══ Data for the task

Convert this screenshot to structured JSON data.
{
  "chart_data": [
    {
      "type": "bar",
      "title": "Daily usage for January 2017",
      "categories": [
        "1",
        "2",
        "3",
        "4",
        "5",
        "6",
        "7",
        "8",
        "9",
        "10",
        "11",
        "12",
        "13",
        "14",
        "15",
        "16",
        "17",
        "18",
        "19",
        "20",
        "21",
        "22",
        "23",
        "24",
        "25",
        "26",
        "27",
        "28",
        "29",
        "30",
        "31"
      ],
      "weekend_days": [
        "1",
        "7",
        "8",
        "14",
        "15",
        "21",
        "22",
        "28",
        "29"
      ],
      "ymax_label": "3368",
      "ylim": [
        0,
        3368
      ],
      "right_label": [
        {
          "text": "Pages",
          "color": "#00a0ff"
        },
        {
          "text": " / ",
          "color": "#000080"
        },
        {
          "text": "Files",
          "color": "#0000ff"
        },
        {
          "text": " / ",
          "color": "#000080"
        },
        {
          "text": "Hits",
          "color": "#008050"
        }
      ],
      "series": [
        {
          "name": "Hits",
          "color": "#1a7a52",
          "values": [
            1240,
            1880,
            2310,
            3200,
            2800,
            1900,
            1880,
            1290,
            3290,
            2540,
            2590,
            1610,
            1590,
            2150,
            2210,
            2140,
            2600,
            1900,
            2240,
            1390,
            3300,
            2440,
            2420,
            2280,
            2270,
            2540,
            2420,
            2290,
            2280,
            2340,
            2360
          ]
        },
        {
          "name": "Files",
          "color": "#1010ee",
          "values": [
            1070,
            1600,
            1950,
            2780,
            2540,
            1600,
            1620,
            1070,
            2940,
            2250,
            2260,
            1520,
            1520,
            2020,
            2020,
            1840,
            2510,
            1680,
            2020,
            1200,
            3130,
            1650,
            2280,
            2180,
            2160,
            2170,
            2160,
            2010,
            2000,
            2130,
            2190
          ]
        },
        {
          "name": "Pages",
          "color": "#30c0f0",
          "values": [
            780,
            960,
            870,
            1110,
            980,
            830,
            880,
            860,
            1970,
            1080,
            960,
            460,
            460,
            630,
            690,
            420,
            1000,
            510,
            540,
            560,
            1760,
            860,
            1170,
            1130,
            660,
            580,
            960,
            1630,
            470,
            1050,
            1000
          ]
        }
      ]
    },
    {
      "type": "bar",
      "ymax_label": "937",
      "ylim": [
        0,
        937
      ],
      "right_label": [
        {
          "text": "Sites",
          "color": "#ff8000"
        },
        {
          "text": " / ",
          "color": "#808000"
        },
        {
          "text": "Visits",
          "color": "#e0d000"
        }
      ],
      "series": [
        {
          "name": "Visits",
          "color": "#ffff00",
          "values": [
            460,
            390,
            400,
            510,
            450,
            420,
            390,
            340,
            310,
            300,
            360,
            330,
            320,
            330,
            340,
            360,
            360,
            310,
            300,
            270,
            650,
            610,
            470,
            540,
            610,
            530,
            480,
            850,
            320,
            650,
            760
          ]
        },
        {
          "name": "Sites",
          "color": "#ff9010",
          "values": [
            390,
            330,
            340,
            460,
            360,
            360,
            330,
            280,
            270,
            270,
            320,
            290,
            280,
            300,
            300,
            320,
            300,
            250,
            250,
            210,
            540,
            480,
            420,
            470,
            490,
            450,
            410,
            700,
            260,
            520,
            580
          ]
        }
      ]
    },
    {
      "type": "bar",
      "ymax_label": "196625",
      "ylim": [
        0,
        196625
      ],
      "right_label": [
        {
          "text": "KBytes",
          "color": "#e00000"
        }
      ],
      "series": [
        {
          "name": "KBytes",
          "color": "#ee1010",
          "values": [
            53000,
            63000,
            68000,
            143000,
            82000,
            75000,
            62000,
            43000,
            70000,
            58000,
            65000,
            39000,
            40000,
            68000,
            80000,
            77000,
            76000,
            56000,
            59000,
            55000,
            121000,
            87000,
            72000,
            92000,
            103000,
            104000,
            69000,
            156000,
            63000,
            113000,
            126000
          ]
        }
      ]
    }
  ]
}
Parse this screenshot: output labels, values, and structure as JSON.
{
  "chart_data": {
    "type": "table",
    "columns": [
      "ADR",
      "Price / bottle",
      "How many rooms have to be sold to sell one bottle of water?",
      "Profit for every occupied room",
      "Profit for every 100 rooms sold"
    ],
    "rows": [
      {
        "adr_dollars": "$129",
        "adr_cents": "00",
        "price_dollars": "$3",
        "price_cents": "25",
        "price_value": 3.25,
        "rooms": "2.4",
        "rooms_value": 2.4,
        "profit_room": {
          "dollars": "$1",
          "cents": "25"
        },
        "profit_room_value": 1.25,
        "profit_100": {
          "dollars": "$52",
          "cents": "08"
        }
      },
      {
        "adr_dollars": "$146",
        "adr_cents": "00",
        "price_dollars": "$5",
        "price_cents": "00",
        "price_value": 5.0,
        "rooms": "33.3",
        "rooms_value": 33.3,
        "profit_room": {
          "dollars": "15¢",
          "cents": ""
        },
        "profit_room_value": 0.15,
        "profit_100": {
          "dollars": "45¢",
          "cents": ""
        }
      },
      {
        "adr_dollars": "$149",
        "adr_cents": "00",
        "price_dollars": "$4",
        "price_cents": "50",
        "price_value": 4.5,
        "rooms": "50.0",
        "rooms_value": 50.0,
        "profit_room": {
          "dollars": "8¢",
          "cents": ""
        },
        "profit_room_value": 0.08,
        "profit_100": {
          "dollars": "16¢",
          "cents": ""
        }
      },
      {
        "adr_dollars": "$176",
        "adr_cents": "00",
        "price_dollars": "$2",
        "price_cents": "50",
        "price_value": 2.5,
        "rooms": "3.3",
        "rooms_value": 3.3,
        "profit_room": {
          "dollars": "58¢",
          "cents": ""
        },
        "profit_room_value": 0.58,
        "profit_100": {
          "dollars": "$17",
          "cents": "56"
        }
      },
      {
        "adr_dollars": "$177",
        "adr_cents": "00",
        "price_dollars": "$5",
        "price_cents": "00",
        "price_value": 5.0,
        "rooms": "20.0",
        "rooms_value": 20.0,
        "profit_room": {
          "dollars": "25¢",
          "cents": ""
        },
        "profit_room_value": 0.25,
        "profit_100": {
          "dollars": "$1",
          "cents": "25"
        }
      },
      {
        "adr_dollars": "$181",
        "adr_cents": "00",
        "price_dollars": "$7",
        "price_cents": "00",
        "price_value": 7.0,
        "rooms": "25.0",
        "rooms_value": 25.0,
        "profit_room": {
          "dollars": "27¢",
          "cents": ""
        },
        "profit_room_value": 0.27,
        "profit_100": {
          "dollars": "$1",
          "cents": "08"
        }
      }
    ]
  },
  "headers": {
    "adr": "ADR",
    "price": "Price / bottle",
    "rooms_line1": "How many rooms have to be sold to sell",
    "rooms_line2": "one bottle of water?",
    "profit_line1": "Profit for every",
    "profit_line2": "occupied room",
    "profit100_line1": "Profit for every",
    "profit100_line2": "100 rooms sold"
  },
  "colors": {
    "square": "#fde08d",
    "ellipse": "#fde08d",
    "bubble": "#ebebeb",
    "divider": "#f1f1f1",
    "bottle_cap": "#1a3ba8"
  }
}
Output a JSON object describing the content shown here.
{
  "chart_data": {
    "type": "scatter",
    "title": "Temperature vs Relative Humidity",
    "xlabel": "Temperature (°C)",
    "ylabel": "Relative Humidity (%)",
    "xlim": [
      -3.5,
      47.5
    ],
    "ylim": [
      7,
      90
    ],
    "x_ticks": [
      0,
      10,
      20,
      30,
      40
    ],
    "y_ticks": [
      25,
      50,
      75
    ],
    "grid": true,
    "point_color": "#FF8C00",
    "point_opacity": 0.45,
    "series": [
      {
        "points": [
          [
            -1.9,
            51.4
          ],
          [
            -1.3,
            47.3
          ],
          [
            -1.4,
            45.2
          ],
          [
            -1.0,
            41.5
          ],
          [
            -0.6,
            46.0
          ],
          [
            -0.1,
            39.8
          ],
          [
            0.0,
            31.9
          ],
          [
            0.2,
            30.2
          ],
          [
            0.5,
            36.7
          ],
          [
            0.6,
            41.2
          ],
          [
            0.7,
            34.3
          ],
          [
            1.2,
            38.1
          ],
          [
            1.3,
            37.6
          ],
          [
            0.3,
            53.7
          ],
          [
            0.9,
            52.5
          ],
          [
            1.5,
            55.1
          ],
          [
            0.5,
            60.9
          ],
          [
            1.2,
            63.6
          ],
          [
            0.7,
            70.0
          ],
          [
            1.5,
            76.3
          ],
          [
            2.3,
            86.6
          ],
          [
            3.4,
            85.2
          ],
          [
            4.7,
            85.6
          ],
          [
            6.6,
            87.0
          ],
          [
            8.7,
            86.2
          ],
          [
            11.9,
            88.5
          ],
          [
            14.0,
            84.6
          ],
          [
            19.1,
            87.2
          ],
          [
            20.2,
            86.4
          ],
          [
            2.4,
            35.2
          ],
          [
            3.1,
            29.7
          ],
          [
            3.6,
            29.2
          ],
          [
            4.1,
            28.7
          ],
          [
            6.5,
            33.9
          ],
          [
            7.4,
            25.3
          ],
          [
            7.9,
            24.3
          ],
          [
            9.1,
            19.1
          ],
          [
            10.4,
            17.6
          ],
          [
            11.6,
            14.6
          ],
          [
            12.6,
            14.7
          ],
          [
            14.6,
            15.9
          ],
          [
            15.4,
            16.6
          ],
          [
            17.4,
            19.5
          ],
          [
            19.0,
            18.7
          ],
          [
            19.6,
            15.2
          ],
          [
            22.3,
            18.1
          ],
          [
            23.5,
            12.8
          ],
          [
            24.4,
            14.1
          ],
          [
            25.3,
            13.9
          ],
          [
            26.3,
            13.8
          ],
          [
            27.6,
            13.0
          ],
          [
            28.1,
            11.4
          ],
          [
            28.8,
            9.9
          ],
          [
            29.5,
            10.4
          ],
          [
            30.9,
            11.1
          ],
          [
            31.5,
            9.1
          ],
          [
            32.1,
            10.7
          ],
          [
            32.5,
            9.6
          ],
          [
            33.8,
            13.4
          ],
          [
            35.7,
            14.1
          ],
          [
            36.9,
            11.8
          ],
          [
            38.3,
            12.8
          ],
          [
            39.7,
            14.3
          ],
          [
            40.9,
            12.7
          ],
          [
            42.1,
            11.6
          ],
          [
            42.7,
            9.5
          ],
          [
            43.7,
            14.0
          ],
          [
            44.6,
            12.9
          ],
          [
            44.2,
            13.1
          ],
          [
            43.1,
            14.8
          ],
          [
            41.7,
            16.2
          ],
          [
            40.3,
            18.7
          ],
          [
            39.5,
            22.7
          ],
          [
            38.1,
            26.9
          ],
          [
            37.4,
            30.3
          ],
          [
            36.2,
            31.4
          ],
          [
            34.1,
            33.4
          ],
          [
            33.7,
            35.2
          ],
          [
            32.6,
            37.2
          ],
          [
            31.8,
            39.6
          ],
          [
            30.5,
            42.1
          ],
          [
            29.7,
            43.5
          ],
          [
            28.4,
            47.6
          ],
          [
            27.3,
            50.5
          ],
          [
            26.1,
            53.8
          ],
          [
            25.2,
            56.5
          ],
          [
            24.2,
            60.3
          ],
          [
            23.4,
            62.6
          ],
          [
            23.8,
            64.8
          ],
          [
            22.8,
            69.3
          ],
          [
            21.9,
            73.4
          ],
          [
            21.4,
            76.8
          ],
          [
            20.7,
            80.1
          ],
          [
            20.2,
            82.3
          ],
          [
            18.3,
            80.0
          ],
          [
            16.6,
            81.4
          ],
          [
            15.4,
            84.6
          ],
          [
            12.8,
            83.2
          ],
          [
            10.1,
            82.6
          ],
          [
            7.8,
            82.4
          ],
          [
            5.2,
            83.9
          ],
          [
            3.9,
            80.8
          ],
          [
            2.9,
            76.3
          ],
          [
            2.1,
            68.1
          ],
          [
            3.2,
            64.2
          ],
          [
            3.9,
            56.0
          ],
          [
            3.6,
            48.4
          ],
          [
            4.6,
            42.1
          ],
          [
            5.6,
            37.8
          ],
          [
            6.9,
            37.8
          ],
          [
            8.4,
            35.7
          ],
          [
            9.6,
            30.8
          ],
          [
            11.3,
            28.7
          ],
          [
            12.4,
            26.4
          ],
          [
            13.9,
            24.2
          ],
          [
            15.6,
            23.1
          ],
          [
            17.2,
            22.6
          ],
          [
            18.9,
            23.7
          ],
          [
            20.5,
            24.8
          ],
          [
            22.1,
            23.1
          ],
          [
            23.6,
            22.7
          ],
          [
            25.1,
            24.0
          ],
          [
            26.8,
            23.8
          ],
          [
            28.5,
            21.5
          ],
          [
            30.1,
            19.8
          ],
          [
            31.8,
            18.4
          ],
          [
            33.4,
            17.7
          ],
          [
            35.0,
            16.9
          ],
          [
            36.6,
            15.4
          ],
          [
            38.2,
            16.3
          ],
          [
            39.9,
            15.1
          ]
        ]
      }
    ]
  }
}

════

### Task goal:
Search the data for "water". Copy every line that has it.

### Answer to this exercise:
      "How many rooms have to be sold to sell one bottle of water?",
    "rooms_line2": "one bottle of water?",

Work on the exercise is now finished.